● **Stated problem**: Gather all lines in the data that hold the string "label".

[Dataset excerpts]
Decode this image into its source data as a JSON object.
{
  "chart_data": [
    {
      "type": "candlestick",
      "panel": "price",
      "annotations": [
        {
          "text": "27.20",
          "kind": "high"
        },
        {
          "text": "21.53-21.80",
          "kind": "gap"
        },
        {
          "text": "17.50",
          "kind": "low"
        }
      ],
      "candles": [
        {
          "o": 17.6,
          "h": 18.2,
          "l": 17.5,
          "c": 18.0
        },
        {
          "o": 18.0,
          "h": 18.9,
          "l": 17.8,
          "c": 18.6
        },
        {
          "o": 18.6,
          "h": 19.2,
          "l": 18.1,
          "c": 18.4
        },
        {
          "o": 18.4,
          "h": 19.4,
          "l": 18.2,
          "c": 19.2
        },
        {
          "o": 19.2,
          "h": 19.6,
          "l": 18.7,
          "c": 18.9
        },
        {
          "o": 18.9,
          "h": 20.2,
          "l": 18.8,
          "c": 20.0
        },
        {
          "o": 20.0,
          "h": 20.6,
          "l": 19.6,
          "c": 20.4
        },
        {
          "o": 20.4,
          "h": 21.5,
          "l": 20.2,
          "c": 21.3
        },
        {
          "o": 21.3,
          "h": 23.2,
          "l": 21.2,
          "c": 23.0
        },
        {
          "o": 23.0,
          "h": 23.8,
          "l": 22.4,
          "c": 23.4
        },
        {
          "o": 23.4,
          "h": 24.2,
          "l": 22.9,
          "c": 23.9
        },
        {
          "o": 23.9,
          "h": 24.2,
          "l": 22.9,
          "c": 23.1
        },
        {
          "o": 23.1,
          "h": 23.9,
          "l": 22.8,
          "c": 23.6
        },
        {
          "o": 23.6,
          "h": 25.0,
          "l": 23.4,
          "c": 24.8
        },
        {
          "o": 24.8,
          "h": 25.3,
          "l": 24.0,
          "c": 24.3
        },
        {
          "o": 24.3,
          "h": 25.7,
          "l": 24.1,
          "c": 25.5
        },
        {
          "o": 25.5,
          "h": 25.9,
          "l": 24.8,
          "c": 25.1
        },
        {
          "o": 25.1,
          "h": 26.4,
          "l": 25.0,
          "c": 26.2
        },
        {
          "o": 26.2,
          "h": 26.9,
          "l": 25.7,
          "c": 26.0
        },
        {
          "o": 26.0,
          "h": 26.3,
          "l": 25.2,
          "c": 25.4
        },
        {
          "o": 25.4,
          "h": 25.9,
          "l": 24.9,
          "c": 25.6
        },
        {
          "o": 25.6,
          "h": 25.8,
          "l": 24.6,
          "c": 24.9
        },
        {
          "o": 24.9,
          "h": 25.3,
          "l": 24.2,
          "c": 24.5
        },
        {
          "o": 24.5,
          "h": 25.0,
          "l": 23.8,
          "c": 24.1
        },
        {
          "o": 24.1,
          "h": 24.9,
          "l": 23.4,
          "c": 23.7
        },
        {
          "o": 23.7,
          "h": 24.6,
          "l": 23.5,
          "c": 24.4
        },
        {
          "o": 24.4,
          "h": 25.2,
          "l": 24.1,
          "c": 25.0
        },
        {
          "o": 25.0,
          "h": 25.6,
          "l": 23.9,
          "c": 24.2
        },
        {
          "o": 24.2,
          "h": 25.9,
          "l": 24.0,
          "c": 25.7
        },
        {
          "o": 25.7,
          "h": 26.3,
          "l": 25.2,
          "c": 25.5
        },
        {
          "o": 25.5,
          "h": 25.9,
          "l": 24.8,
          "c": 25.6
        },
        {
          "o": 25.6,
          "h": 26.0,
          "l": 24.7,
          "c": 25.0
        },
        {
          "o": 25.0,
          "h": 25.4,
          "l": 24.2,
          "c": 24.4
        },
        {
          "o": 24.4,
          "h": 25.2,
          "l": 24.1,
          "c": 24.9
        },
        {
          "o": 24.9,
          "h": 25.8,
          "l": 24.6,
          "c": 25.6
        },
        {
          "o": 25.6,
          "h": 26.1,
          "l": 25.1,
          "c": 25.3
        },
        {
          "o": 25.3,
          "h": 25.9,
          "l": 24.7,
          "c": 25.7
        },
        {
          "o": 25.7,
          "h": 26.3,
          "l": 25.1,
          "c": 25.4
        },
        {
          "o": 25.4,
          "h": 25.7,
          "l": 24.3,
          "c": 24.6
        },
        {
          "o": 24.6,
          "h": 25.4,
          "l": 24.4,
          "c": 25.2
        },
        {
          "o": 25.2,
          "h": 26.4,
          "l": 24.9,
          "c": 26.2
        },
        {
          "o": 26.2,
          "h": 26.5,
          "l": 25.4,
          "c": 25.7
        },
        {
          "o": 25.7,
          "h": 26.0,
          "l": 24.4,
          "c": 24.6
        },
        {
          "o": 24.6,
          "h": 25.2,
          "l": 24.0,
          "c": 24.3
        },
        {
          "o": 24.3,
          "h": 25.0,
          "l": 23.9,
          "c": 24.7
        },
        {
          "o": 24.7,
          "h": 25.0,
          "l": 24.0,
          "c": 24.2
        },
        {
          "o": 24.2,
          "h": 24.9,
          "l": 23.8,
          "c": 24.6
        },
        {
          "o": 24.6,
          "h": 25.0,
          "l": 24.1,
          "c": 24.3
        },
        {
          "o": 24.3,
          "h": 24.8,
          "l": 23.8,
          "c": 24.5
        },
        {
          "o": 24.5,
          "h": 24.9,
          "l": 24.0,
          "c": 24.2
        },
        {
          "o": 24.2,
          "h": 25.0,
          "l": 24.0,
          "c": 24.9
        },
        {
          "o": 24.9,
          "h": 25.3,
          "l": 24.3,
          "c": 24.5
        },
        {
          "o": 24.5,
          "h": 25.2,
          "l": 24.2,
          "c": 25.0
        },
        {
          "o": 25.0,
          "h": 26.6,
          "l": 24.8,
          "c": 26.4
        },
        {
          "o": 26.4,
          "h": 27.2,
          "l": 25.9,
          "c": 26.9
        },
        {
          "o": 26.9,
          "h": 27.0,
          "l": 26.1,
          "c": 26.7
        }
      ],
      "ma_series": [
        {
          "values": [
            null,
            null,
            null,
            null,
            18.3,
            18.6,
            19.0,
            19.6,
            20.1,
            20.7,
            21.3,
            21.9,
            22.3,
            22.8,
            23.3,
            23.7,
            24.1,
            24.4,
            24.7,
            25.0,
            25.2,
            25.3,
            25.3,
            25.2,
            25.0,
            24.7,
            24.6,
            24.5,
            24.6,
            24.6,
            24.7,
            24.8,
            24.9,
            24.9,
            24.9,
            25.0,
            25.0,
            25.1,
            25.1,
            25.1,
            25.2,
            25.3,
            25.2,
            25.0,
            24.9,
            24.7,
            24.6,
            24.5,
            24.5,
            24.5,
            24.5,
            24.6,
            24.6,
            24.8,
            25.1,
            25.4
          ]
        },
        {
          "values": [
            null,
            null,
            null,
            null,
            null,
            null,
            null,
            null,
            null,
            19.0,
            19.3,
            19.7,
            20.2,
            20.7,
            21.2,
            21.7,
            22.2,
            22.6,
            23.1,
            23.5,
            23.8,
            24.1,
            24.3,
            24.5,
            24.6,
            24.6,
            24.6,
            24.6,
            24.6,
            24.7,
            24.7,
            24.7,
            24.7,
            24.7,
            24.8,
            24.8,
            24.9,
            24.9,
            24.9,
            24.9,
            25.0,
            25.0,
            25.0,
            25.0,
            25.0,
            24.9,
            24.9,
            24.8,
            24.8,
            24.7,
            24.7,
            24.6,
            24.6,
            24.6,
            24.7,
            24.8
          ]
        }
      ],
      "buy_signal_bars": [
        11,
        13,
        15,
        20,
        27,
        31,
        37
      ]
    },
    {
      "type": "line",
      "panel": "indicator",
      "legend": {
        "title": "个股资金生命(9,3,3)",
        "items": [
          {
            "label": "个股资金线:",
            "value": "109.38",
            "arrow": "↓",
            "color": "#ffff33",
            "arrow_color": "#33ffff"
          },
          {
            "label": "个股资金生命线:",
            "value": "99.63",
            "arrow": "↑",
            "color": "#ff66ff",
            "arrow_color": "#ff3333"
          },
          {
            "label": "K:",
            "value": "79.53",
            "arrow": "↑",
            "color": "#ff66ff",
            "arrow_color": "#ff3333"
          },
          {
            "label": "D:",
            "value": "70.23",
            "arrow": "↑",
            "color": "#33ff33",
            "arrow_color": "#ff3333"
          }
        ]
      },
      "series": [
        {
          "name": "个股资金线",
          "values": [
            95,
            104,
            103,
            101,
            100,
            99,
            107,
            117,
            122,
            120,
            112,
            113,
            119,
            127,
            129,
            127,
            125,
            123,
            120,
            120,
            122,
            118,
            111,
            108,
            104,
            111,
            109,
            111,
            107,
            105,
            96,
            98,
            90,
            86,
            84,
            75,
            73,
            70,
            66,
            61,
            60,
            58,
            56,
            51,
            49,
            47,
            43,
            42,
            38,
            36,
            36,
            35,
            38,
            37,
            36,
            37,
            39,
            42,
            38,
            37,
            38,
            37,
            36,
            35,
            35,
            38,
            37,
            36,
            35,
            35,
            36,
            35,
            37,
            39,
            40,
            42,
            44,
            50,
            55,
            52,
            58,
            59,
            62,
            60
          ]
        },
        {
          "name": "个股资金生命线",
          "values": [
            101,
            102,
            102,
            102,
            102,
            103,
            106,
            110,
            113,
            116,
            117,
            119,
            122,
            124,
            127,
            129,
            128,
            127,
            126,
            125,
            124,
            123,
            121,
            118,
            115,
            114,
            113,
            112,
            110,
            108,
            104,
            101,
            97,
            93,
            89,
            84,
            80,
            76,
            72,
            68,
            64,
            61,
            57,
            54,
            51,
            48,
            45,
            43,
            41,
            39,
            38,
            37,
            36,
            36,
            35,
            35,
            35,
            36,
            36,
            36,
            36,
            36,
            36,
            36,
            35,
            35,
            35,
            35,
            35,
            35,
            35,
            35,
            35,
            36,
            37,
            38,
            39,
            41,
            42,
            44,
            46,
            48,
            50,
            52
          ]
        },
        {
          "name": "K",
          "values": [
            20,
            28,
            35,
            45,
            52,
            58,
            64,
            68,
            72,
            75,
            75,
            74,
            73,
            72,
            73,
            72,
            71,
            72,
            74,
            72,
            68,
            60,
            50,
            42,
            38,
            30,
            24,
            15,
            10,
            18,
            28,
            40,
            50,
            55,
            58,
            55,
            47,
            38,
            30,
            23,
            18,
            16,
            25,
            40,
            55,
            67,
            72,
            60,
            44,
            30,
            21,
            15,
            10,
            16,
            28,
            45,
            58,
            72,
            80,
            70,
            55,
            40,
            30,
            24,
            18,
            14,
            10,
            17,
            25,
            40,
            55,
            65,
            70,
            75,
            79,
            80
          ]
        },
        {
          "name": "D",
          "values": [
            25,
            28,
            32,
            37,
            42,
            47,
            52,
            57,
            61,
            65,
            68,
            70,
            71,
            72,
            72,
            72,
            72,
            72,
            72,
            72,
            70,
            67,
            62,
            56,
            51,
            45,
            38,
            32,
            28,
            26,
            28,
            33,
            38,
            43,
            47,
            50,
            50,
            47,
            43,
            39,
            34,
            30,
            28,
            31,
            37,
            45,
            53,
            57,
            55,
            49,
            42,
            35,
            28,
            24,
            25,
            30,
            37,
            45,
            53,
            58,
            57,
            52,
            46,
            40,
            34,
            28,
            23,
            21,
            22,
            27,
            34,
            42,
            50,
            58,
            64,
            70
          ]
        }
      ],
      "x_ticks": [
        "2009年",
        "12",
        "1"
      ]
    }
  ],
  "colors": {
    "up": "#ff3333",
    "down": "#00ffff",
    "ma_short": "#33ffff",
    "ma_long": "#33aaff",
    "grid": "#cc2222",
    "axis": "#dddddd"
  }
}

==

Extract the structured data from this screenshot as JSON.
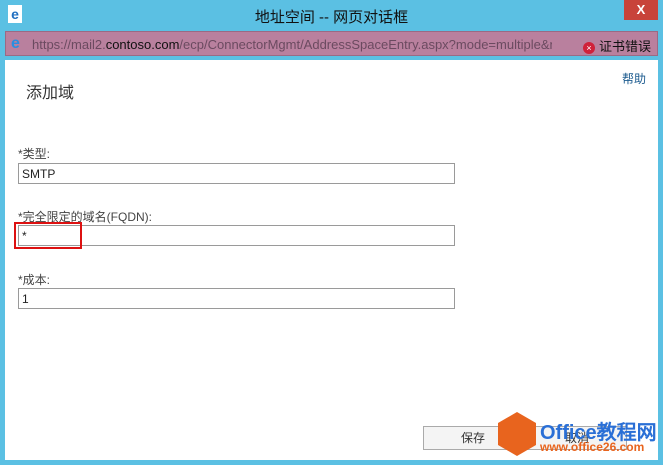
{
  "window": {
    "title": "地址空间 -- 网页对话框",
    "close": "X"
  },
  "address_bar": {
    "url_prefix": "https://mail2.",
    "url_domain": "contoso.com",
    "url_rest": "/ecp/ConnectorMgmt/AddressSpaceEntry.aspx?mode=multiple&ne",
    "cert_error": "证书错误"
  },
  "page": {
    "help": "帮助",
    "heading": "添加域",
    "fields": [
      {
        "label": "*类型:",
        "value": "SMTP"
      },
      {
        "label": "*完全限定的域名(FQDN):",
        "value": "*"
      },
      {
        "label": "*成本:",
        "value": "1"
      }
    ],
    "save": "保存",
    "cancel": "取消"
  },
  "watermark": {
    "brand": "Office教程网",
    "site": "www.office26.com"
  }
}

● **Output below**:
            "label": "个股资金线:",
            "label": "个股资金生命线:",
            "label": "K:",
            "label": "D:",
        "label": "*类型:",
        "label": "*完全限定的域名(FQDN):",
        "label": "*成本:",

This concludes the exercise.